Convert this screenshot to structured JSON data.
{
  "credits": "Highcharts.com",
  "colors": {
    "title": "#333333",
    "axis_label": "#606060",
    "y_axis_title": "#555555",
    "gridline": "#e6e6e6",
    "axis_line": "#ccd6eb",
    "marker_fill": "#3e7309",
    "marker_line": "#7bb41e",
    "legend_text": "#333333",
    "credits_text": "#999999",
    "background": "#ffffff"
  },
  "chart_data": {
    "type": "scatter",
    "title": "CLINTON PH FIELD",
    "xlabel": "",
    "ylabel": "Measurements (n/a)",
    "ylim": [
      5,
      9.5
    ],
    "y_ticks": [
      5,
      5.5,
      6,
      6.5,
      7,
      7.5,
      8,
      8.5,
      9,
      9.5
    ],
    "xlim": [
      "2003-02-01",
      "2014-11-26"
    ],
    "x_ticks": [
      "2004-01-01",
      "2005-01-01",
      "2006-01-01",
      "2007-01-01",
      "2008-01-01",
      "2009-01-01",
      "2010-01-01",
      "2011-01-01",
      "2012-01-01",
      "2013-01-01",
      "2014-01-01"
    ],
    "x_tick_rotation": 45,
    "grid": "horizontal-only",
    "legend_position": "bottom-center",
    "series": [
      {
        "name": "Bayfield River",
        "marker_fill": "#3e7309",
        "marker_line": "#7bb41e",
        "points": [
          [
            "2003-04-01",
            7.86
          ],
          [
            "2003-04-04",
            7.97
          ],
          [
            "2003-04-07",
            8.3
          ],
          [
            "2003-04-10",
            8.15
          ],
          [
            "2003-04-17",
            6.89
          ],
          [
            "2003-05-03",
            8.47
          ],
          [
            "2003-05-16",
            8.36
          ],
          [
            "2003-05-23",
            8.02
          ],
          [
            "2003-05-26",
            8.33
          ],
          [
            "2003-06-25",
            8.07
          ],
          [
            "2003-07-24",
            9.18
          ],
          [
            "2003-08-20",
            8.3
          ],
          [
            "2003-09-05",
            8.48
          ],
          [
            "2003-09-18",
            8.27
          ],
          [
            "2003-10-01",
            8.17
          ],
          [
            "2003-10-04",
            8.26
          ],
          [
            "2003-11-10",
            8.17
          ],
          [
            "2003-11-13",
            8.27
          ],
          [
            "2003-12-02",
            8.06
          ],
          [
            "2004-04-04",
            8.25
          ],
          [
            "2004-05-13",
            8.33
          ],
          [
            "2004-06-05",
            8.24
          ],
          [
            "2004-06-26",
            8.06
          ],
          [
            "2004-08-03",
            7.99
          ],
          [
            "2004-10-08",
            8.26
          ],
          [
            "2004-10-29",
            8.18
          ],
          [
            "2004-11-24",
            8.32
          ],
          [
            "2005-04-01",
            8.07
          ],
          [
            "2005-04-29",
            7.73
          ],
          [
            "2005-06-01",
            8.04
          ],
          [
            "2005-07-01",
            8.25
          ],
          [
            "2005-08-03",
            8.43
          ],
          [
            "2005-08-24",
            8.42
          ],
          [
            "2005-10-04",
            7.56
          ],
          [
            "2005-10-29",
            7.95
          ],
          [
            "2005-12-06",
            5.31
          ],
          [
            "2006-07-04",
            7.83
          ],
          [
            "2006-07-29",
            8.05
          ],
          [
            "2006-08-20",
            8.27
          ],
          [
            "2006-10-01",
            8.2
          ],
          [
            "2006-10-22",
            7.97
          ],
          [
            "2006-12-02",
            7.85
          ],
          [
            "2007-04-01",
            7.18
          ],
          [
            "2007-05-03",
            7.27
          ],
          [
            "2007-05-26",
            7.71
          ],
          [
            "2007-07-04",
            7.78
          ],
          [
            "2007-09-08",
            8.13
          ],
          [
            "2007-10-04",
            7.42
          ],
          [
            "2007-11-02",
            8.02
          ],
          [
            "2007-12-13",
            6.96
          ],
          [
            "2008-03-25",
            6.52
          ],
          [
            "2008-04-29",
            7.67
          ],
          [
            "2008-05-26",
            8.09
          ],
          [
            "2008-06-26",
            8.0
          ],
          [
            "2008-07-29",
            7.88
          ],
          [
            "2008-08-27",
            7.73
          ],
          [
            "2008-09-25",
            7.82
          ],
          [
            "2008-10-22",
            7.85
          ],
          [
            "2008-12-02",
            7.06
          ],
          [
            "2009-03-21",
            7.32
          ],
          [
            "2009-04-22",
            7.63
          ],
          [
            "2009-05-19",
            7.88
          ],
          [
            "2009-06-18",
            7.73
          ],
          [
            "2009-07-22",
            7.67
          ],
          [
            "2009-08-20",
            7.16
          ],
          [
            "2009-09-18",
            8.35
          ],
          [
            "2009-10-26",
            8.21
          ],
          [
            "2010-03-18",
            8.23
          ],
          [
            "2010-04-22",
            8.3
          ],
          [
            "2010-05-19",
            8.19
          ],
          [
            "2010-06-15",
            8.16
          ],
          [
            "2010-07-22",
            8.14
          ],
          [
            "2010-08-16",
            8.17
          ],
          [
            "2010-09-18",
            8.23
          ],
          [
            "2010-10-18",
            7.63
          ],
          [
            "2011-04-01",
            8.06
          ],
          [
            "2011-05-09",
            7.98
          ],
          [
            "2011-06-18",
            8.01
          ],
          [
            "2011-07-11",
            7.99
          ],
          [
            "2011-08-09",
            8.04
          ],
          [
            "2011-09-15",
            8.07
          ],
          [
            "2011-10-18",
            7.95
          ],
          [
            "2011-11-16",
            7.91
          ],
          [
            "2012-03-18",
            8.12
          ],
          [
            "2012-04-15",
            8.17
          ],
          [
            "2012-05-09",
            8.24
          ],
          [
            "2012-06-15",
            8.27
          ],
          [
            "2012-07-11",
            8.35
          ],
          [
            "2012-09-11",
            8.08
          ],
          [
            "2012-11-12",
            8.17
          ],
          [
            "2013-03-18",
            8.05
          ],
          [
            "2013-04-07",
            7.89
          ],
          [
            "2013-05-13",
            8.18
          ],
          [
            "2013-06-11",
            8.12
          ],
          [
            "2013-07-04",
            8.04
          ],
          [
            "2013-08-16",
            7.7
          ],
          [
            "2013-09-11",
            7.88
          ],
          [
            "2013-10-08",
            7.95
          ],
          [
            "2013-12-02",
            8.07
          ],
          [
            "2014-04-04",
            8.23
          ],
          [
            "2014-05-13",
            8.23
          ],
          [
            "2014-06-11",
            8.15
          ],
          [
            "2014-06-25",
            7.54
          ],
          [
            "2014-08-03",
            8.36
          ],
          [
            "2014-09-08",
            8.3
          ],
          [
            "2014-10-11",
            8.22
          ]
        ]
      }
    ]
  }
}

- Directions: From the records above, extract everything verbatim.

- Correct result:
Convert this screenshot to structured JSON data.
{
  "credits": "Highcharts.com",
  "colors": {
    "title": "#333333",
    "axis_label": "#606060",
    "y_axis_title": "#555555",
    "gridline": "#e6e6e6",
    "axis_line": "#ccd6eb",
    "marker_fill": "#3e7309",
    "marker_line": "#7bb41e",
    "legend_text": "#333333",
    "credits_text": "#999999",
    "background": "#ffffff"
  },
  "chart_data": {
    "type": "scatter",
    "title": "CLINTON PH FIELD",
    "xlabel": "",
    "ylabel": "Measurements (n/a)",
    "ylim": [
      5,
      9.5
    ],
    "y_ticks": [
      5,
      5.5,
      6,
      6.5,
      7,
      7.5,
      8,
      8.5,
      9,
      9.5
    ],
    "xlim": [
      "2003-02-01",
      "2014-11-26"
    ],
    "x_ticks": [
      "2004-01-01",
      "2005-01-01",
      "2006-01-01",
      "2007-01-01",
      "2008-01-01",
      "2009-01-01",
      "2010-01-01",
      "2011-01-01",
      "2012-01-01",
      "2013-01-01",
      "2014-01-01"
    ],
    "x_tick_rotation": 45,
    "grid": "horizontal-only",
    "legend_position": "bottom-center",
    "series": [
      {
        "name": "Bayfield River",
        "marker_fill": "#3e7309",
        "marker_line": "#7bb41e",
        "points": [
          [
            "2003-04-01",
            7.86
          ],
          [
            "2003-04-04",
            7.97
          ],
          [
            "2003-04-07",
            8.3
          ],
          [
            "2003-04-10",
            8.15
          ],
          [
            "2003-04-17",
            6.89
          ],
          [
            "2003-05-03",
            8.47
          ],
          [
            "2003-05-16",
            8.36
          ],
          [
            "2003-05-23",
            8.02
          ],
          [
            "2003-05-26",
            8.33
          ],
          [
            "2003-06-25",
            8.07
          ],
          [
            "2003-07-24",
            9.18
          ],
          [
            "2003-08-20",
            8.3
          ],
          [
            "2003-09-05",
            8.48
          ],
          [
            "2003-09-18",
            8.27
          ],
          [
            "2003-10-01",
            8.17
          ],
          [
            "2003-10-04",
            8.26
          ],
          [
            "2003-11-10",
            8.17
          ],
          [
            "2003-11-13",
            8.27
          ],
          [
            "2003-12-02",
            8.06
          ],
          [
            "2004-04-04",
            8.25
          ],
          [
            "2004-05-13",
            8.33
          ],
          [
            "2004-06-05",
            8.24
          ],
          [
            "2004-06-26",
            8.06
          ],
          [
            "2004-08-03",
            7.99
          ],
          [
            "2004-10-08",
            8.26
          ],
          [
            "2004-10-29",
            8.18
          ],
          [
            "2004-11-24",
            8.32
          ],
          [
            "2005-04-01",
            8.07
          ],
          [
            "2005-04-29",
            7.73
          ],
          [
            "2005-06-01",
            8.04
          ],
          [
            "2005-07-01",
            8.25
          ],
          [
            "2005-08-03",
            8.43
          ],
          [
            "2005-08-24",
            8.42
          ],
          [
            "2005-10-04",
            7.56
          ],
          [
            "2005-10-29",
            7.95
          ],
          [
            "2005-12-06",
            5.31
          ],
          [
            "2006-07-04",
            7.83
          ],
          [
            "2006-07-29",
            8.05
          ],
          [
            "2006-08-20",
            8.27
          ],
          [
            "2006-10-01",
            8.2
          ],
          [
            "2006-10-22",
            7.97
          ],
          [
            "2006-12-02",
            7.85
          ],
          [
            "2007-04-01",
            7.18
          ],
          [
            "2007-05-03",
            7.27
          ],
          [
            "2007-05-26",
            7.71
          ],
          [
            "2007-07-04",
            7.78
          ],
          [
            "2007-09-08",
            8.13
          ],
          [
            "2007-10-04",
            7.42
          ],
          [
            "2007-11-02",
            8.02
          ],
          [
            "2007-12-13",
            6.96
          ],
          [
            "2008-03-25",
            6.52
          ],
          [
            "2008-04-29",
            7.67
          ],
          [
            "2008-05-26",
            8.09
          ],
          [
            "2008-06-26",
            8.0
          ],
          [
            "2008-07-29",
            7.88
          ],
          [
            "2008-08-27",
            7.73
          ],
          [
            "2008-09-25",
            7.82
          ],
          [
            "2008-10-22",
            7.85
          ],
          [
            "2008-12-02",
            7.06
          ],
          [
            "2009-03-21",
            7.32
          ],
          [
            "2009-04-22",
            7.63
          ],
          [
            "2009-05-19",
            7.88
          ],
          [
            "2009-06-18",
            7.73
          ],
          [
            "2009-07-22",
            7.67
          ],
          [
            "2009-08-20",
            7.16
          ],
          [
            "2009-09-18",
            8.35
          ],
          [
            "2009-10-26",
            8.21
          ],
          [
            "2010-03-18",
            8.23
          ],
          [
            "2010-04-22",
            8.3
          ],
          [
            "2010-05-19",
            8.19
          ],
          [
            "2010-06-15",
            8.16
          ],
          [
            "2010-07-22",
            8.14
          ],
          [
            "2010-08-16",
            8.17
          ],
          [
            "2010-09-18",
            8.23
          ],
          [
            "2010-10-18",
            7.63
          ],
          [
            "2011-04-01",
            8.06
          ],
          [
            "2011-05-09",
            7.98
          ],
          [
            "2011-06-18",
            8.01
          ],
          [
            "2011-07-11",
            7.99
          ],
          [
            "2011-08-09",
            8.04
          ],
          [
            "2011-09-15",
            8.07
          ],
          [
            "2011-10-18",
            7.95
          ],
          [
            "2011-11-16",
            7.91
          ],
          [
            "2012-03-18",
            8.12
          ],
          [
            "2012-04-15",
            8.17
          ],
          [
            "2012-05-09",
            8.24
          ],
          [
            "2012-06-15",
            8.27
          ],
          [
            "2012-07-11",
            8.35
          ],
          [
            "2012-09-11",
            8.08
          ],
          [
            "2012-11-12",
            8.17
          ],
          [
            "2013-03-18",
            8.05
          ],
          [
            "2013-04-07",
            7.89
          ],
          [
            "2013-05-13",
            8.18
          ],
          [
            "2013-06-11",
            8.12
          ],
          [
            "2013-07-04",
            8.04
          ],
          [
            "2013-08-16",
            7.7
          ],
          [
            "2013-09-11",
            7.88
          ],
          [
            "2013-10-08",
            7.95
          ],
          [
            "2013-12-02",
            8.07
          ],
          [
            "2014-04-04",
            8.23
          ],
          [
            "2014-05-13",
            8.23
          ],
          [
            "2014-06-11",
            8.15
          ],
          [
            "2014-06-25",
            7.54
          ],
          [
            "2014-08-03",
            8.36
          ],
          [
            "2014-09-08",
            8.3
          ],
          [
            "2014-10-11",
            8.22
          ]
        ]
      }
    ]
  }
}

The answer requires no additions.